··· Input for this task

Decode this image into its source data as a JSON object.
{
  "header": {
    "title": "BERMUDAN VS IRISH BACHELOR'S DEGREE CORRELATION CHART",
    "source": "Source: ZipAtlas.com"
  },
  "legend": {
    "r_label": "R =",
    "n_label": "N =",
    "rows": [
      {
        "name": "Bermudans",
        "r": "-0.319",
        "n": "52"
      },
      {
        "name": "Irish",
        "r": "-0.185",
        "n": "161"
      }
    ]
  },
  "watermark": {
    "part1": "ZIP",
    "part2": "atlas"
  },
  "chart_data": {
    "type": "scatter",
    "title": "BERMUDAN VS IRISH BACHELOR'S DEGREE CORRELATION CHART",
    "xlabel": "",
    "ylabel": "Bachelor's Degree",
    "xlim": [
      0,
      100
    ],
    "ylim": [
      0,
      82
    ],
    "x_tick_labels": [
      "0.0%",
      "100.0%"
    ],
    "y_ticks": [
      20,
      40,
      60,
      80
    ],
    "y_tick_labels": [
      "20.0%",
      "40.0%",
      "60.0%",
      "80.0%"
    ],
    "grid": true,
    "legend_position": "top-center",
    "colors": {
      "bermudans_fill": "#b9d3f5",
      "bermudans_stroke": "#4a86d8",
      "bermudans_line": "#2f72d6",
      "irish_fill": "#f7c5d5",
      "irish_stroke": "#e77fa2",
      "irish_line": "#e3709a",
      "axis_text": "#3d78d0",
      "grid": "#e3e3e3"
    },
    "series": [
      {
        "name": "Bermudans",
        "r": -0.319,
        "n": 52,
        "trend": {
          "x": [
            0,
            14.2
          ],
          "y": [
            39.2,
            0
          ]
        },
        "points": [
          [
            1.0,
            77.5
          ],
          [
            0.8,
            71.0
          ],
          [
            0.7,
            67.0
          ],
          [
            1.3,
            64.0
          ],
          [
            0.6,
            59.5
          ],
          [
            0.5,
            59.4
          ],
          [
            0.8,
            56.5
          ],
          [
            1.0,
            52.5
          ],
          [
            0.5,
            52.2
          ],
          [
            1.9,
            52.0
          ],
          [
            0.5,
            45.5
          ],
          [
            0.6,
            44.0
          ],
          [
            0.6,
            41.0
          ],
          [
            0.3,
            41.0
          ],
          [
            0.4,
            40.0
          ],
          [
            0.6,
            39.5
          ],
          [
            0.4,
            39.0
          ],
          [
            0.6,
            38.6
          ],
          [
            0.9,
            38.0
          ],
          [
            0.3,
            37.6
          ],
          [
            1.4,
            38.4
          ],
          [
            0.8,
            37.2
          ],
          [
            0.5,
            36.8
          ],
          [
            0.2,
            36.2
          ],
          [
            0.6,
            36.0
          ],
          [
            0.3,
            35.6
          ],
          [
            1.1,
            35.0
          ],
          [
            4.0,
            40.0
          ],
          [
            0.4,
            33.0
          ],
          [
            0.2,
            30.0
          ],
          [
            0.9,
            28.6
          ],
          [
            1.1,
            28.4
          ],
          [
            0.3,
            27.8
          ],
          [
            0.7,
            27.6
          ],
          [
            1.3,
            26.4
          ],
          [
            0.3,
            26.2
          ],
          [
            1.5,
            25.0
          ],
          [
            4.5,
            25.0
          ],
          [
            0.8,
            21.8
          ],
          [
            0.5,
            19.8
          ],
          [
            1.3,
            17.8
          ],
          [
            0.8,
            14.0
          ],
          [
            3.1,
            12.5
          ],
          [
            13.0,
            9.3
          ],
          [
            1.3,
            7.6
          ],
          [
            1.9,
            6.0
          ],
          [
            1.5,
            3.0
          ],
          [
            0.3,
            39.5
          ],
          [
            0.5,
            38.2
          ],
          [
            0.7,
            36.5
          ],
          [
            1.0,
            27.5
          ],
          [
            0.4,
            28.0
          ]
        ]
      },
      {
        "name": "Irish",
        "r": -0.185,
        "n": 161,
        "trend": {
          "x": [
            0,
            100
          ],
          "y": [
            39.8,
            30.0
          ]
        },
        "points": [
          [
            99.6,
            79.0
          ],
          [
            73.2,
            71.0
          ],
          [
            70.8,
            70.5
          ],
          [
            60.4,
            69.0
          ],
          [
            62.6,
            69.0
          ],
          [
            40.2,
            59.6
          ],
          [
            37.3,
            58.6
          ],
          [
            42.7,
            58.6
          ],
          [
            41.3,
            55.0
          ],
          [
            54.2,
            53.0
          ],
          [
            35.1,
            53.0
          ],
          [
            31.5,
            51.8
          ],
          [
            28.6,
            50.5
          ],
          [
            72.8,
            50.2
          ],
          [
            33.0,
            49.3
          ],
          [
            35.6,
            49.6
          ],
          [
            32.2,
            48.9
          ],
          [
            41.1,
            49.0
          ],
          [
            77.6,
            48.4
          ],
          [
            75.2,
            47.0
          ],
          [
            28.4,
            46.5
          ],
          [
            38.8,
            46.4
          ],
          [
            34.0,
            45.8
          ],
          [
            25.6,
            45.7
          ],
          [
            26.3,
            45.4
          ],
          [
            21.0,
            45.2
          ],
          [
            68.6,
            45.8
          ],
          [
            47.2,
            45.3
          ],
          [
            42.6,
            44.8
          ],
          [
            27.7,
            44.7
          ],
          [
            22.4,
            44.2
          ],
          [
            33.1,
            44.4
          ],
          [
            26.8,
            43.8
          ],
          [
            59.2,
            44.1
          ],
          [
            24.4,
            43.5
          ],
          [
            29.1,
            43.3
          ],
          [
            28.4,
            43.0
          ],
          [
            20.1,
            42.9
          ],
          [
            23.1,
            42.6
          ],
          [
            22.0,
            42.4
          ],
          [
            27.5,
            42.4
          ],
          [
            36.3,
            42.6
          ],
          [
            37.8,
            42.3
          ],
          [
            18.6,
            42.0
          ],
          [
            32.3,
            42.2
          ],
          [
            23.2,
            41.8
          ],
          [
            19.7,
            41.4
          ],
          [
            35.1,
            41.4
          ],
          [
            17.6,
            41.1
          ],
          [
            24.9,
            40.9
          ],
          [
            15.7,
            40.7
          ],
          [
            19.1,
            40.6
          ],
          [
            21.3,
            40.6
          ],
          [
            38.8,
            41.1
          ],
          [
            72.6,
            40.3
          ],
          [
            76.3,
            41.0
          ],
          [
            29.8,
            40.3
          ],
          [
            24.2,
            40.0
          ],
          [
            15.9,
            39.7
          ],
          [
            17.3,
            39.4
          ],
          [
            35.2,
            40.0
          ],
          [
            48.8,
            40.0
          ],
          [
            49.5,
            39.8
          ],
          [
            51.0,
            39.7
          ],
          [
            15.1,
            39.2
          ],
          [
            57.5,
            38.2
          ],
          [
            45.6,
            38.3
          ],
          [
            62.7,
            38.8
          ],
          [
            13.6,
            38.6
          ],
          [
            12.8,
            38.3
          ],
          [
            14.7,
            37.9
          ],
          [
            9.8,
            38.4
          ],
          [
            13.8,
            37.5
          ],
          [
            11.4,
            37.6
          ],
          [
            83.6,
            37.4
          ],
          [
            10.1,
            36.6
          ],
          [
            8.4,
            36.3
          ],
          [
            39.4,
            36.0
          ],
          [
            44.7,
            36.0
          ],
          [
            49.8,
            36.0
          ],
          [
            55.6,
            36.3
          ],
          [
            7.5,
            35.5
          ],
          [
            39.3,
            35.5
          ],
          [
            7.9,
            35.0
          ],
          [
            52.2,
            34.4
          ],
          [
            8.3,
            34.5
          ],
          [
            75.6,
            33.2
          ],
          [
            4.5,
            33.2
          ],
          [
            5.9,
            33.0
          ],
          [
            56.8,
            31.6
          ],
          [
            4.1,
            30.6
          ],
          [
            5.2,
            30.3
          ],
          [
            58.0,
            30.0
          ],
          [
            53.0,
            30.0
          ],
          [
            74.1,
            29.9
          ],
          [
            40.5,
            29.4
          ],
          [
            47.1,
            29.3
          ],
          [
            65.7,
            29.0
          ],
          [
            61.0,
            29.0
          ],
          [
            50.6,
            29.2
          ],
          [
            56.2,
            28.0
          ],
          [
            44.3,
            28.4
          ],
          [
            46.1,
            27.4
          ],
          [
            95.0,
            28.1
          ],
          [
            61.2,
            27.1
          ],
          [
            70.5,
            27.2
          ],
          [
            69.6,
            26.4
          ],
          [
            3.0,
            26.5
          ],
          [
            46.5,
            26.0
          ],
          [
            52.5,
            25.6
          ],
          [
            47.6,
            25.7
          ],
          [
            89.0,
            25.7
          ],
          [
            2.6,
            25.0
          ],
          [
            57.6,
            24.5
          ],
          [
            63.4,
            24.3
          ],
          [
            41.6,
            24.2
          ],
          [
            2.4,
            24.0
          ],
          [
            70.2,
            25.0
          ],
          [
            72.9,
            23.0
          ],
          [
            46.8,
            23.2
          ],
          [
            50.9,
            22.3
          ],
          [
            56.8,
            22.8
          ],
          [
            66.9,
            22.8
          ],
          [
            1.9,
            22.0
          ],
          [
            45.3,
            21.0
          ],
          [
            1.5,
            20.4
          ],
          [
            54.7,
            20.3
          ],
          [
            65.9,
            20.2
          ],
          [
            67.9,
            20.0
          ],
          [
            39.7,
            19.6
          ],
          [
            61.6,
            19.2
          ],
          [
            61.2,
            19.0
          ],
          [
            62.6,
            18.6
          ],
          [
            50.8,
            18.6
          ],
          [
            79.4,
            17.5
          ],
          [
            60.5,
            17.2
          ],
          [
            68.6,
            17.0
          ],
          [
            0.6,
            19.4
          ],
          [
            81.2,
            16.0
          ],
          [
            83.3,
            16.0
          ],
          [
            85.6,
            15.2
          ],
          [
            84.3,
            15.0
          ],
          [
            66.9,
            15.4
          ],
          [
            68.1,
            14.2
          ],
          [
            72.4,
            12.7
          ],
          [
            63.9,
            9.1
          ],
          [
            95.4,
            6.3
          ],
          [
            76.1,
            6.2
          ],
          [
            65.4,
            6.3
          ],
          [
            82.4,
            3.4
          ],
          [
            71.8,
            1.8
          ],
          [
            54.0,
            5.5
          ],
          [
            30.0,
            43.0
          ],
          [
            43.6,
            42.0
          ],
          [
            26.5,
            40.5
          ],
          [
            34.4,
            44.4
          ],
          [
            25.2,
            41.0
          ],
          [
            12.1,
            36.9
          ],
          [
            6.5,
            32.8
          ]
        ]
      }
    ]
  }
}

······

## [Work instructions]
Show every line from the listing above in which the string "source" appears.

## [Task solution]
Decode this image into its source data as a JSON object.
    "source": "Source: ZipAtlas.com"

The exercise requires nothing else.